* **GIVEN RECORDS**
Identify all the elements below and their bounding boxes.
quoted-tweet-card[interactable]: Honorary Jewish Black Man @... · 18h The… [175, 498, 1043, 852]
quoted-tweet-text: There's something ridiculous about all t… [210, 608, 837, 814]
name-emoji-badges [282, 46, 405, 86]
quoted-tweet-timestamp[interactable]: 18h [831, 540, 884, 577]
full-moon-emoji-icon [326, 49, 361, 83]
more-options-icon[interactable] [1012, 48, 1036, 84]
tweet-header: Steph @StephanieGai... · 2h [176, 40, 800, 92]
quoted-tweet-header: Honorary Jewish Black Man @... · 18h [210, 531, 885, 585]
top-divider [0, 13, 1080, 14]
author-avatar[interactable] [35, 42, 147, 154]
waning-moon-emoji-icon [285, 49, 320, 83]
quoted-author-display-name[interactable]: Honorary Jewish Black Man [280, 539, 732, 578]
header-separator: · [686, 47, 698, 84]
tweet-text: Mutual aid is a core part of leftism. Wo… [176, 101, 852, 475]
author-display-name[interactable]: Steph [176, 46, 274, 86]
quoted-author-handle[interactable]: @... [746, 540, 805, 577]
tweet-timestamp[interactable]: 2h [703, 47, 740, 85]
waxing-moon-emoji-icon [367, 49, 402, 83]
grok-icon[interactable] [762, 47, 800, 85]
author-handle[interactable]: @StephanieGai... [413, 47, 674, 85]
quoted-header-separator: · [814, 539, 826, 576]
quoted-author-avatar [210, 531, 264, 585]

* **TASK OBJECTIVE**
Return every line of the items above verbatim, with no changes.

* **PROBLEM SOLUTION**
Identify all the elements below and their bounding boxes.
quoted-tweet-card[interactable]: Honorary Jewish Black Man @... · 18h The… [175, 498, 1043, 852]
quoted-tweet-text: There's something ridiculous about all t… [210, 608, 837, 814]
name-emoji-badges [282, 46, 405, 86]
quoted-tweet-timestamp[interactable]: 18h [831, 540, 884, 577]
full-moon-emoji-icon [326, 49, 361, 83]
more-options-icon[interactable] [1012, 48, 1036, 84]
tweet-header: Steph @StephanieGai... · 2h [176, 40, 800, 92]
quoted-tweet-header: Honorary Jewish Black Man @... · 18h [210, 531, 885, 585]
top-divider [0, 13, 1080, 14]
author-avatar[interactable] [35, 42, 147, 154]
waning-moon-emoji-icon [285, 49, 320, 83]
quoted-author-display-name[interactable]: Honorary Jewish Black Man [280, 539, 732, 578]
header-separator: · [686, 47, 698, 84]
tweet-text: Mutual aid is a core part of leftism. Wo… [176, 101, 852, 475]
author-display-name[interactable]: Steph [176, 46, 274, 86]
quoted-author-handle[interactable]: @... [746, 540, 805, 577]
tweet-timestamp[interactable]: 2h [703, 47, 740, 85]
waxing-moon-emoji-icon [367, 49, 402, 83]
grok-icon[interactable] [762, 47, 800, 85]
author-handle[interactable]: @StephanieGai... [413, 47, 674, 85]
quoted-header-separator: · [814, 539, 826, 576]
quoted-author-avatar [210, 531, 264, 585]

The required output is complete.